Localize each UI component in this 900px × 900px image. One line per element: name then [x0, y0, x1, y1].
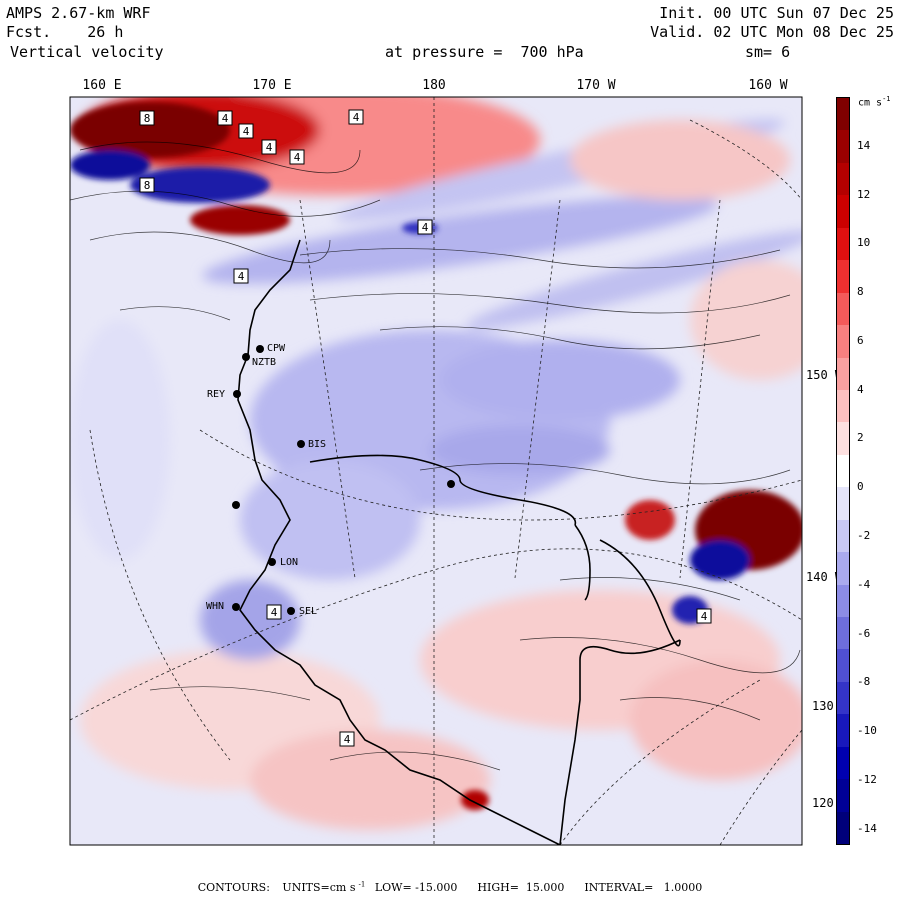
lon-label-160e: 160 E: [82, 78, 122, 93]
colorbar-segment: [837, 617, 849, 650]
contour-label-4: 4: [294, 151, 301, 164]
forecast-hour: Fcst. 26 h: [6, 23, 124, 41]
station-rey: REY: [207, 389, 226, 400]
colorbar-tick-label: -10: [857, 724, 877, 738]
contour-label-1: 4: [222, 112, 229, 125]
footer-contour-info: CONTOURS: UNITS=cm s -1 LOW= -15.000 HIGH…: [197, 880, 703, 894]
colorbar-tick-label: -12: [857, 772, 877, 786]
pressure-level: at pressure = 700 hPa: [385, 43, 584, 61]
colorbar-segment: [837, 422, 849, 455]
contour-label-9: 4: [344, 733, 351, 746]
colorbar-tick-label: -14: [857, 821, 877, 835]
colorbar-tick-label: 4: [857, 382, 864, 396]
smoothing: sm= 6: [745, 43, 791, 61]
colorbar-tick-label: 8: [857, 285, 864, 299]
colorbar-segment: [837, 162, 849, 196]
station-nztb: NZTB: [252, 357, 277, 368]
colorbar-segment: [837, 649, 849, 682]
contour-label-6: 4: [422, 221, 429, 234]
colorbar-segment: [837, 779, 849, 812]
colorbar-tick-label: 0: [857, 480, 864, 494]
contour-label-2: 4: [243, 125, 250, 138]
lat-label-140w: 140 W: [806, 570, 843, 584]
contour-label-7: 4: [238, 270, 245, 283]
colorbar-segment: [837, 714, 849, 747]
colorbar-segment: [837, 454, 849, 488]
contour-label-8: 4: [271, 606, 278, 619]
field-name: Vertical velocity: [10, 43, 164, 61]
colorbar-segment: [837, 130, 849, 163]
colorbar-segment: [837, 746, 849, 780]
lon-label-160w: 160 W: [748, 78, 788, 93]
colorbar-tick-label: -6: [857, 626, 871, 640]
colorbar-segment: [837, 584, 849, 617]
station-cpw: CPW: [267, 343, 286, 354]
colorbar-segment: [837, 292, 849, 326]
colorbar-segment: [837, 98, 849, 131]
colorbar-segment: [837, 487, 849, 520]
colorbar-segment: [837, 357, 849, 390]
colorbar-tick-label: 12: [857, 187, 871, 201]
model-title: AMPS 2.67-km WRF: [6, 4, 151, 22]
colorbar-segment: [837, 519, 849, 553]
colorbar-segment: [837, 325, 849, 358]
lon-label-180: 180: [422, 78, 446, 93]
station-bis: BIS: [308, 439, 327, 450]
colorbar: [836, 97, 850, 845]
colorbar-tick-label: -8: [857, 675, 871, 689]
colorbar-tick-label: 10: [857, 236, 871, 250]
contour-label-12: 8: [144, 179, 151, 192]
colorbar-tick-label: 14: [857, 138, 871, 152]
lon-label-170e: 170 E: [252, 78, 292, 93]
colorbar-segment: [837, 227, 849, 261]
lat-label-150w: 150 W: [806, 368, 843, 382]
colorbar-segment: [837, 811, 849, 845]
lon-label-170w: 170 W: [576, 78, 616, 93]
colorbar-tick-label: -4: [857, 577, 871, 591]
valid-time: Valid. 02 UTC Mon 08 Dec 25: [650, 23, 894, 41]
colorbar-tick-label: 6: [857, 333, 864, 347]
colorbar-tick-label: -2: [857, 529, 871, 543]
colorbar-segment: [837, 389, 849, 423]
colorbar-segment: [837, 681, 849, 715]
colorbar-units: cm s-1: [858, 95, 891, 109]
colorbar-tick-label: 2: [857, 431, 864, 445]
init-time: Init. 00 UTC Sun 07 Dec 25: [659, 4, 894, 22]
station-whn: WHN: [206, 601, 225, 612]
contour-label-11: 8: [144, 112, 151, 125]
colorbar-segment: [837, 195, 849, 228]
station-sel: SEL: [299, 606, 318, 617]
contour-label-5: 4: [353, 111, 360, 124]
station-lon: LON: [280, 557, 299, 568]
contour-label-3: 4: [266, 141, 273, 154]
colorbar-segment: [837, 552, 849, 585]
colorbar-segment: [837, 260, 849, 293]
contour-label-10: 4: [701, 610, 708, 623]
☆ ☆ ☆ ☆ ☆ ☆ ☆
• Requirements
Change every "colorbar-segment" in the records above to "colorbar-block", leaving everything else as it is. Leave out the pictures when you give the records again.

• Reply to the task
Localize each UI component in this 900px × 900px image. One line per element: name then [x0, y0, x1, y1].
lon-label-160e: 160 E: [82, 78, 122, 93]
colorbar-block: [837, 617, 849, 650]
contour-label-4: 4: [294, 151, 301, 164]
forecast-hour: Fcst. 26 h: [6, 23, 124, 41]
station-rey: REY: [207, 389, 226, 400]
colorbar-tick-label: -10: [857, 724, 877, 738]
contour-label-1: 4: [222, 112, 229, 125]
footer-contour-info: CONTOURS: UNITS=cm s -1 LOW= -15.000 HIGH…: [197, 880, 703, 894]
colorbar-tick-label: -12: [857, 772, 877, 786]
pressure-level: at pressure = 700 hPa: [385, 43, 584, 61]
colorbar-block: [837, 422, 849, 455]
contour-label-9: 4: [344, 733, 351, 746]
colorbar-tick-label: -14: [857, 821, 877, 835]
colorbar-tick-label: 4: [857, 382, 864, 396]
smoothing: sm= 6: [745, 43, 791, 61]
colorbar-tick-label: 8: [857, 285, 864, 299]
colorbar-block: [837, 162, 849, 196]
station-nztb: NZTB: [252, 357, 277, 368]
colorbar-block: [837, 649, 849, 682]
contour-label-6: 4: [422, 221, 429, 234]
colorbar-block: [837, 779, 849, 812]
colorbar-tick-label: 0: [857, 480, 864, 494]
contour-label-2: 4: [243, 125, 250, 138]
lat-label-140w: 140 W: [806, 570, 843, 584]
contour-label-7: 4: [238, 270, 245, 283]
colorbar-block: [837, 714, 849, 747]
colorbar-block: [837, 454, 849, 488]
contour-label-8: 4: [271, 606, 278, 619]
field-name: Vertical velocity: [10, 43, 164, 61]
colorbar-block: [837, 130, 849, 163]
colorbar-block: [837, 746, 849, 780]
lon-label-160w: 160 W: [748, 78, 788, 93]
colorbar-tick-label: -6: [857, 626, 871, 640]
colorbar-block: [837, 584, 849, 617]
station-cpw: CPW: [267, 343, 286, 354]
colorbar-block: [837, 292, 849, 326]
colorbar-block: [837, 98, 849, 131]
colorbar-block: [837, 487, 849, 520]
colorbar-block: [837, 357, 849, 390]
colorbar-tick-label: 12: [857, 187, 871, 201]
model-title: AMPS 2.67-km WRF: [6, 4, 151, 22]
colorbar-block: [837, 519, 849, 553]
colorbar-block: [837, 325, 849, 358]
lon-label-180: 180: [422, 78, 446, 93]
station-bis: BIS: [308, 439, 327, 450]
colorbar: [836, 97, 850, 845]
colorbar-tick-label: -8: [857, 675, 871, 689]
colorbar-tick-label: 10: [857, 236, 871, 250]
contour-label-12: 8: [144, 179, 151, 192]
colorbar-tick-label: 14: [857, 138, 871, 152]
lon-label-170e: 170 E: [252, 78, 292, 93]
colorbar-block: [837, 227, 849, 261]
lat-label-150w: 150 W: [806, 368, 843, 382]
colorbar-block: [837, 811, 849, 845]
lon-label-170w: 170 W: [576, 78, 616, 93]
colorbar-tick-label: -4: [857, 577, 871, 591]
valid-time: Valid. 02 UTC Mon 08 Dec 25: [650, 23, 894, 41]
colorbar-tick-label: 6: [857, 333, 864, 347]
colorbar-tick-label: -2: [857, 529, 871, 543]
colorbar-block: [837, 389, 849, 423]
colorbar-block: [837, 681, 849, 715]
colorbar-units: cm s-1: [858, 95, 891, 109]
colorbar-tick-label: 2: [857, 431, 864, 445]
init-time: Init. 00 UTC Sun 07 Dec 25: [659, 4, 894, 22]
station-whn: WHN: [206, 601, 225, 612]
contour-label-11: 8: [144, 112, 151, 125]
colorbar-block: [837, 195, 849, 228]
station-sel: SEL: [299, 606, 318, 617]
contour-label-5: 4: [353, 111, 360, 124]
station-lon: LON: [280, 557, 299, 568]
contour-label-3: 4: [266, 141, 273, 154]
colorbar-block: [837, 552, 849, 585]
colorbar-block: [837, 260, 849, 293]
contour-label-10: 4: [701, 610, 708, 623]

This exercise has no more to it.